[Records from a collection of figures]
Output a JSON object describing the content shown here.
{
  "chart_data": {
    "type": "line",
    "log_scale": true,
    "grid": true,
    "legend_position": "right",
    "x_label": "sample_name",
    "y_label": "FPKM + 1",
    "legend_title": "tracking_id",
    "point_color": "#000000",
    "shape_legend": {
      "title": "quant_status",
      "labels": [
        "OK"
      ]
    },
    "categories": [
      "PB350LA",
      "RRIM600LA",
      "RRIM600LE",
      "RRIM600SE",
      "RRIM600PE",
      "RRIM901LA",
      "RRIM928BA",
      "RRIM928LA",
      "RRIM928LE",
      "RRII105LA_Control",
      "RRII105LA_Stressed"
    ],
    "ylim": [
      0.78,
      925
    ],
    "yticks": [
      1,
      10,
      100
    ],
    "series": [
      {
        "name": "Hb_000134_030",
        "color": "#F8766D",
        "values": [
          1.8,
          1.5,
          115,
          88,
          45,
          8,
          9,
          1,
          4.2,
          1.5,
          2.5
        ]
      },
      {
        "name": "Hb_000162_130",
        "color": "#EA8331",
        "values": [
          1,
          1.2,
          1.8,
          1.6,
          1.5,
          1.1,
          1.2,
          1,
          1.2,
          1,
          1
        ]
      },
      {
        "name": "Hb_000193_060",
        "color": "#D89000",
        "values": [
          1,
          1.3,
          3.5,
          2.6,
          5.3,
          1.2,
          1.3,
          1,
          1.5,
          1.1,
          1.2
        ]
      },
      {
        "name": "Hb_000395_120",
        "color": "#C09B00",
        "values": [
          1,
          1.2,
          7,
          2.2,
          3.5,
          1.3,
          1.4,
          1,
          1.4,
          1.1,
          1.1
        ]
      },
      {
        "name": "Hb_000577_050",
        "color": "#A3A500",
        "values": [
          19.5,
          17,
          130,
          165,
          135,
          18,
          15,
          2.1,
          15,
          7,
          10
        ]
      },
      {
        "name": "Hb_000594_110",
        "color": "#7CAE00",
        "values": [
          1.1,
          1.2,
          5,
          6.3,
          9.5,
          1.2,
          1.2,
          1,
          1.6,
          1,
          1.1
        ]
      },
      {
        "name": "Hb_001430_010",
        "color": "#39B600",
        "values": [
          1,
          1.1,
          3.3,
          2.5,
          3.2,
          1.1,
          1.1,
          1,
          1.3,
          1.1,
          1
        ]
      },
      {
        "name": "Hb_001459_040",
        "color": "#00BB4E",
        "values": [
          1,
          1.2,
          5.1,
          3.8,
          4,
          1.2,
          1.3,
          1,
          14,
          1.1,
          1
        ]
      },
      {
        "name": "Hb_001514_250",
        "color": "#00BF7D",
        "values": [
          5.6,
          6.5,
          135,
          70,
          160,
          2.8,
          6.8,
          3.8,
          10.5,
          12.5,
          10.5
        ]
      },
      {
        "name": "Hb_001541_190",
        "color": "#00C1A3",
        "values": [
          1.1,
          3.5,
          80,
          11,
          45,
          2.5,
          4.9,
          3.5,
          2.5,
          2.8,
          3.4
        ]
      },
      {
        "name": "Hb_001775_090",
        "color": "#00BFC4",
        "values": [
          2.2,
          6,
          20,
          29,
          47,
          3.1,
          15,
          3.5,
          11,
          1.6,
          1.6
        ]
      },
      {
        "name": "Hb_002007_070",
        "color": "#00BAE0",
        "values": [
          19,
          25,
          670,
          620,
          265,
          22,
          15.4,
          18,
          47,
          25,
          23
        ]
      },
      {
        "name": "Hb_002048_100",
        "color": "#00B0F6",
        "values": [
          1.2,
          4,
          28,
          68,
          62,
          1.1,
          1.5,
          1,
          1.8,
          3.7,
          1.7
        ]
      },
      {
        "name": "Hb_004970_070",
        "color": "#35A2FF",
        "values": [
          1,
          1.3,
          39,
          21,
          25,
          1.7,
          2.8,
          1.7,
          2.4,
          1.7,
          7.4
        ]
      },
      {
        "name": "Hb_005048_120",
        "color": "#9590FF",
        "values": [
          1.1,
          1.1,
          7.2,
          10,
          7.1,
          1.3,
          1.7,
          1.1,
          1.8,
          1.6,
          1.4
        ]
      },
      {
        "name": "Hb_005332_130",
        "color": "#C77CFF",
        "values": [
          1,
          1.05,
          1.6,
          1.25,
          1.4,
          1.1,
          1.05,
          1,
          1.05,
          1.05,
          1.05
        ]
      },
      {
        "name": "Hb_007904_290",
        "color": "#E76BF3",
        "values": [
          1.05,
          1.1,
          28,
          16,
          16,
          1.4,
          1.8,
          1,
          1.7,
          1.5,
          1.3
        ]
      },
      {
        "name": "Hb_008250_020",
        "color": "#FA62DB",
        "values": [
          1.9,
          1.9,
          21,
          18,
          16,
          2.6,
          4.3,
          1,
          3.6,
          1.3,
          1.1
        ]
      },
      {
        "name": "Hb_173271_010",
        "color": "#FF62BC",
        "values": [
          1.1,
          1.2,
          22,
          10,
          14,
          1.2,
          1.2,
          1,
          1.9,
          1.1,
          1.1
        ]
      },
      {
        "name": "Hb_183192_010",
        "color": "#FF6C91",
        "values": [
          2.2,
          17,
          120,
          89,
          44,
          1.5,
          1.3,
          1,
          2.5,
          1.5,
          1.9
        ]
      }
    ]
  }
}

STATED EXERCISE: Each entry above needs to be retyped exactly.

ANSWER TO THE TASK:
Output a JSON object describing the content shown here.
{
  "chart_data": {
    "type": "line",
    "log_scale": true,
    "grid": true,
    "legend_position": "right",
    "x_label": "sample_name",
    "y_label": "FPKM + 1",
    "legend_title": "tracking_id",
    "point_color": "#000000",
    "shape_legend": {
      "title": "quant_status",
      "labels": [
        "OK"
      ]
    },
    "categories": [
      "PB350LA",
      "RRIM600LA",
      "RRIM600LE",
      "RRIM600SE",
      "RRIM600PE",
      "RRIM901LA",
      "RRIM928BA",
      "RRIM928LA",
      "RRIM928LE",
      "RRII105LA_Control",
      "RRII105LA_Stressed"
    ],
    "ylim": [
      0.78,
      925
    ],
    "yticks": [
      1,
      10,
      100
    ],
    "series": [
      {
        "name": "Hb_000134_030",
        "color": "#F8766D",
        "values": [
          1.8,
          1.5,
          115,
          88,
          45,
          8,
          9,
          1,
          4.2,
          1.5,
          2.5
        ]
      },
      {
        "name": "Hb_000162_130",
        "color": "#EA8331",
        "values": [
          1,
          1.2,
          1.8,
          1.6,
          1.5,
          1.1,
          1.2,
          1,
          1.2,
          1,
          1
        ]
      },
      {
        "name": "Hb_000193_060",
        "color": "#D89000",
        "values": [
          1,
          1.3,
          3.5,
          2.6,
          5.3,
          1.2,
          1.3,
          1,
          1.5,
          1.1,
          1.2
        ]
      },
      {
        "name": "Hb_000395_120",
        "color": "#C09B00",
        "values": [
          1,
          1.2,
          7,
          2.2,
          3.5,
          1.3,
          1.4,
          1,
          1.4,
          1.1,
          1.1
        ]
      },
      {
        "name": "Hb_000577_050",
        "color": "#A3A500",
        "values": [
          19.5,
          17,
          130,
          165,
          135,
          18,
          15,
          2.1,
          15,
          7,
          10
        ]
      },
      {
        "name": "Hb_000594_110",
        "color": "#7CAE00",
        "values": [
          1.1,
          1.2,
          5,
          6.3,
          9.5,
          1.2,
          1.2,
          1,
          1.6,
          1,
          1.1
        ]
      },
      {
        "name": "Hb_001430_010",
        "color": "#39B600",
        "values": [
          1,
          1.1,
          3.3,
          2.5,
          3.2,
          1.1,
          1.1,
          1,
          1.3,
          1.1,
          1
        ]
      },
      {
        "name": "Hb_001459_040",
        "color": "#00BB4E",
        "values": [
          1,
          1.2,
          5.1,
          3.8,
          4,
          1.2,
          1.3,
          1,
          14,
          1.1,
          1
        ]
      },
      {
        "name": "Hb_001514_250",
        "color": "#00BF7D",
        "values": [
          5.6,
          6.5,
          135,
          70,
          160,
          2.8,
          6.8,
          3.8,
          10.5,
          12.5,
          10.5
        ]
      },
      {
        "name": "Hb_001541_190",
        "color": "#00C1A3",
        "values": [
          1.1,
          3.5,
          80,
          11,
          45,
          2.5,
          4.9,
          3.5,
          2.5,
          2.8,
          3.4
        ]
      },
      {
        "name": "Hb_001775_090",
        "color": "#00BFC4",
        "values": [
          2.2,
          6,
          20,
          29,
          47,
          3.1,
          15,
          3.5,
          11,
          1.6,
          1.6
        ]
      },
      {
        "name": "Hb_002007_070",
        "color": "#00BAE0",
        "values": [
          19,
          25,
          670,
          620,
          265,
          22,
          15.4,
          18,
          47,
          25,
          23
        ]
      },
      {
        "name": "Hb_002048_100",
        "color": "#00B0F6",
        "values": [
          1.2,
          4,
          28,
          68,
          62,
          1.1,
          1.5,
          1,
          1.8,
          3.7,
          1.7
        ]
      },
      {
        "name": "Hb_004970_070",
        "color": "#35A2FF",
        "values": [
          1,
          1.3,
          39,
          21,
          25,
          1.7,
          2.8,
          1.7,
          2.4,
          1.7,
          7.4
        ]
      },
      {
        "name": "Hb_005048_120",
        "color": "#9590FF",
        "values": [
          1.1,
          1.1,
          7.2,
          10,
          7.1,
          1.3,
          1.7,
          1.1,
          1.8,
          1.6,
          1.4
        ]
      },
      {
        "name": "Hb_005332_130",
        "color": "#C77CFF",
        "values": [
          1,
          1.05,
          1.6,
          1.25,
          1.4,
          1.1,
          1.05,
          1,
          1.05,
          1.05,
          1.05
        ]
      },
      {
        "name": "Hb_007904_290",
        "color": "#E76BF3",
        "values": [
          1.05,
          1.1,
          28,
          16,
          16,
          1.4,
          1.8,
          1,
          1.7,
          1.5,
          1.3
        ]
      },
      {
        "name": "Hb_008250_020",
        "color": "#FA62DB",
        "values": [
          1.9,
          1.9,
          21,
          18,
          16,
          2.6,
          4.3,
          1,
          3.6,
          1.3,
          1.1
        ]
      },
      {
        "name": "Hb_173271_010",
        "color": "#FF62BC",
        "values": [
          1.1,
          1.2,
          22,
          10,
          14,
          1.2,
          1.2,
          1,
          1.9,
          1.1,
          1.1
        ]
      },
      {
        "name": "Hb_183192_010",
        "color": "#FF6C91",
        "values": [
          2.2,
          17,
          120,
          89,
          44,
          1.5,
          1.3,
          1,
          2.5,
          1.5,
          1.9
        ]
      }
    ]
  }
}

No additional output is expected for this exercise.